**What the task requires:** Everything in the listing should be restated word for word.

**Records for the task:**
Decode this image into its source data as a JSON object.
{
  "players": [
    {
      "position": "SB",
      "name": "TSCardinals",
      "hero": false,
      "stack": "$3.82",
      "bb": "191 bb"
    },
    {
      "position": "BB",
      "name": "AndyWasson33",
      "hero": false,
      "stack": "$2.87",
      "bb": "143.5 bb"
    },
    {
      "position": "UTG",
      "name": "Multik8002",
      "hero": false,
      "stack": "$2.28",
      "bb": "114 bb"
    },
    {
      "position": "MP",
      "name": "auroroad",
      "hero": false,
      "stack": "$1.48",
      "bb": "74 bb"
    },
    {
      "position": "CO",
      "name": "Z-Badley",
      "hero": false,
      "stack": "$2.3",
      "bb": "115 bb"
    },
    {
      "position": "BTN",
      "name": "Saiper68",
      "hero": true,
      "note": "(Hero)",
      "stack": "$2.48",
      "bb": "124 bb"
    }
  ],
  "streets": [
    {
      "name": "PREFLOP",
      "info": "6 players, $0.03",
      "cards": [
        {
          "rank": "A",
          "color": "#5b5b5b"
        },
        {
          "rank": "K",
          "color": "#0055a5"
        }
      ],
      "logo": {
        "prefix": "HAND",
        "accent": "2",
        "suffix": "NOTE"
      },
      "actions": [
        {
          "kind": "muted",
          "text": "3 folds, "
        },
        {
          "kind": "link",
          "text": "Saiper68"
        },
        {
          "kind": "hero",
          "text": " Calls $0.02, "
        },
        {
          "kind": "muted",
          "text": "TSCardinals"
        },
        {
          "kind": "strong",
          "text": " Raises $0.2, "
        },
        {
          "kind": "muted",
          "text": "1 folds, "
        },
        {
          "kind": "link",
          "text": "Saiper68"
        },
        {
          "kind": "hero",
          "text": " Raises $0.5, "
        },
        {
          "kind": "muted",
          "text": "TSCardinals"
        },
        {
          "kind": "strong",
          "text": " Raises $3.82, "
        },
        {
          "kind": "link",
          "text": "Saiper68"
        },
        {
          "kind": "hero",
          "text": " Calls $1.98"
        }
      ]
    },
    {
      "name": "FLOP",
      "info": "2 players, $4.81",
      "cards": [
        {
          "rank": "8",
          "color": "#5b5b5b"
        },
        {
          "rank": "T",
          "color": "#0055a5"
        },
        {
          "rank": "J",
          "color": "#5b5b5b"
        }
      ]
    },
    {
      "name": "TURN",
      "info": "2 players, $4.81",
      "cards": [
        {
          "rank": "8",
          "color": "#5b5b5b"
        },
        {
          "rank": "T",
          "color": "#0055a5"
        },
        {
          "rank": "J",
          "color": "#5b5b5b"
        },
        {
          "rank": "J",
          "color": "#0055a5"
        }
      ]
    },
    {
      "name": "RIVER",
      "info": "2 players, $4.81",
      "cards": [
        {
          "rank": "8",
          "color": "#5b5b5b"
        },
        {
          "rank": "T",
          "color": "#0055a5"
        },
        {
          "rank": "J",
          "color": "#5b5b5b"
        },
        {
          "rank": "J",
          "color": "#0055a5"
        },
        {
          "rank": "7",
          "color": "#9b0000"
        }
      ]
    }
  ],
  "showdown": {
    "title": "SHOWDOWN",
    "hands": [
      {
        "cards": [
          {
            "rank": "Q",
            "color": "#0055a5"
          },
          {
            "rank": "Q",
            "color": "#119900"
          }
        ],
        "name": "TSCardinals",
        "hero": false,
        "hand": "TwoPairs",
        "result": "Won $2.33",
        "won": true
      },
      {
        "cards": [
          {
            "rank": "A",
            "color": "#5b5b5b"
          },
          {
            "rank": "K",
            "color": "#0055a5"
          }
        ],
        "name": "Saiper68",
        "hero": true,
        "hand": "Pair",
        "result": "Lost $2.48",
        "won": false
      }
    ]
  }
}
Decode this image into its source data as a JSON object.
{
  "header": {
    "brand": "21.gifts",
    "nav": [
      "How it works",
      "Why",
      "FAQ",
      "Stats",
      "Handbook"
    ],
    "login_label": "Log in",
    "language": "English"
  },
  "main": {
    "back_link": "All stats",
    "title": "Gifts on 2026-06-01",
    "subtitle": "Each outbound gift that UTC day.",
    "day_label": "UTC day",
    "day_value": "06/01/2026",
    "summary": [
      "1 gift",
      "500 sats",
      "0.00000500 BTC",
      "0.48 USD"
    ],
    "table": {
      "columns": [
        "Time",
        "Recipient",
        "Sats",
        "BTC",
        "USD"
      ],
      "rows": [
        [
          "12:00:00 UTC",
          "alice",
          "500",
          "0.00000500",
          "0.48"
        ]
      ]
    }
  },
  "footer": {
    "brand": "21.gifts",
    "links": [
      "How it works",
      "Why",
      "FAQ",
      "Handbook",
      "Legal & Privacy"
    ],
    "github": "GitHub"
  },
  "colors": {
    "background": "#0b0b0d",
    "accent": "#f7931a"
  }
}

**Answer to the exercise:**
Decode this image into its source data as a JSON object.
{
  "players": [
    {
      "position": "SB",
      "name": "TSCardinals",
      "hero": false,
      "stack": "$3.82",
      "bb": "191 bb"
    },
    {
      "position": "BB",
      "name": "AndyWasson33",
      "hero": false,
      "stack": "$2.87",
      "bb": "143.5 bb"
    },
    {
      "position": "UTG",
      "name": "Multik8002",
      "hero": false,
      "stack": "$2.28",
      "bb": "114 bb"
    },
    {
      "position": "MP",
      "name": "auroroad",
      "hero": false,
      "stack": "$1.48",
      "bb": "74 bb"
    },
    {
      "position": "CO",
      "name": "Z-Badley",
      "hero": false,
      "stack": "$2.3",
      "bb": "115 bb"
    },
    {
      "position": "BTN",
      "name": "Saiper68",
      "hero": true,
      "note": "(Hero)",
      "stack": "$2.48",
      "bb": "124 bb"
    }
  ],
  "streets": [
    {
      "name": "PREFLOP",
      "info": "6 players, $0.03",
      "cards": [
        {
          "rank": "A",
          "color": "#5b5b5b"
        },
        {
          "rank": "K",
          "color": "#0055a5"
        }
      ],
      "logo": {
        "prefix": "HAND",
        "accent": "2",
        "suffix": "NOTE"
      },
      "actions": [
        {
          "kind": "muted",
          "text": "3 folds, "
        },
        {
          "kind": "link",
          "text": "Saiper68"
        },
        {
          "kind": "hero",
          "text": " Calls $0.02, "
        },
        {
          "kind": "muted",
          "text": "TSCardinals"
        },
        {
          "kind": "strong",
          "text": " Raises $0.2, "
        },
        {
          "kind": "muted",
          "text": "1 folds, "
        },
        {
          "kind": "link",
          "text": "Saiper68"
        },
        {
          "kind": "hero",
          "text": " Raises $0.5, "
        },
        {
          "kind": "muted",
          "text": "TSCardinals"
        },
        {
          "kind": "strong",
          "text": " Raises $3.82, "
        },
        {
          "kind": "link",
          "text": "Saiper68"
        },
        {
          "kind": "hero",
          "text": " Calls $1.98"
        }
      ]
    },
    {
      "name": "FLOP",
      "info": "2 players, $4.81",
      "cards": [
        {
          "rank": "8",
          "color": "#5b5b5b"
        },
        {
          "rank": "T",
          "color": "#0055a5"
        },
        {
          "rank": "J",
          "color": "#5b5b5b"
        }
      ]
    },
    {
      "name": "TURN",
      "info": "2 players, $4.81",
      "cards": [
        {
          "rank": "8",
          "color": "#5b5b5b"
        },
        {
          "rank": "T",
          "color": "#0055a5"
        },
        {
          "rank": "J",
          "color": "#5b5b5b"
        },
        {
          "rank": "J",
          "color": "#0055a5"
        }
      ]
    },
    {
      "name": "RIVER",
      "info": "2 players, $4.81",
      "cards": [
        {
          "rank": "8",
          "color": "#5b5b5b"
        },
        {
          "rank": "T",
          "color": "#0055a5"
        },
        {
          "rank": "J",
          "color": "#5b5b5b"
        },
        {
          "rank": "J",
          "color": "#0055a5"
        },
        {
          "rank": "7",
          "color": "#9b0000"
        }
      ]
    }
  ],
  "showdown": {
    "title": "SHOWDOWN",
    "hands": [
      {
        "cards": [
          {
            "rank": "Q",
            "color": "#0055a5"
          },
          {
            "rank": "Q",
            "color": "#119900"
          }
        ],
        "name": "TSCardinals",
        "hero": false,
        "hand": "TwoPairs",
        "result": "Won $2.33",
        "won": true
      },
      {
        "cards": [
          {
            "rank": "A",
            "color": "#5b5b5b"
          },
          {
            "rank": "K",
            "color": "#0055a5"
          }
        ],
        "name": "Saiper68",
        "hero": true,
        "hand": "Pair",
        "result": "Lost $2.48",
        "won": false
      }
    ]
  }
}
Decode this image into its source data as a JSON object.
{
  "header": {
    "brand": "21.gifts",
    "nav": [
      "How it works",
      "Why",
      "FAQ",
      "Stats",
      "Handbook"
    ],
    "login_label": "Log in",
    "language": "English"
  },
  "main": {
    "back_link": "All stats",
    "title": "Gifts on 2026-06-01",
    "subtitle": "Each outbound gift that UTC day.",
    "day_label": "UTC day",
    "day_value": "06/01/2026",
    "summary": [
      "1 gift",
      "500 sats",
      "0.00000500 BTC",
      "0.48 USD"
    ],
    "table": {
      "columns": [
        "Time",
        "Recipient",
        "Sats",
        "BTC",
        "USD"
      ],
      "rows": [
        [
          "12:00:00 UTC",
          "alice",
          "500",
          "0.00000500",
          "0.48"
        ]
      ]
    }
  },
  "footer": {
    "brand": "21.gifts",
    "links": [
      "How it works",
      "Why",
      "FAQ",
      "Handbook",
      "Legal & Privacy"
    ],
    "github": "GitHub"
  },
  "colors": {
    "background": "#0b0b0d",
    "accent": "#f7931a"
  }
}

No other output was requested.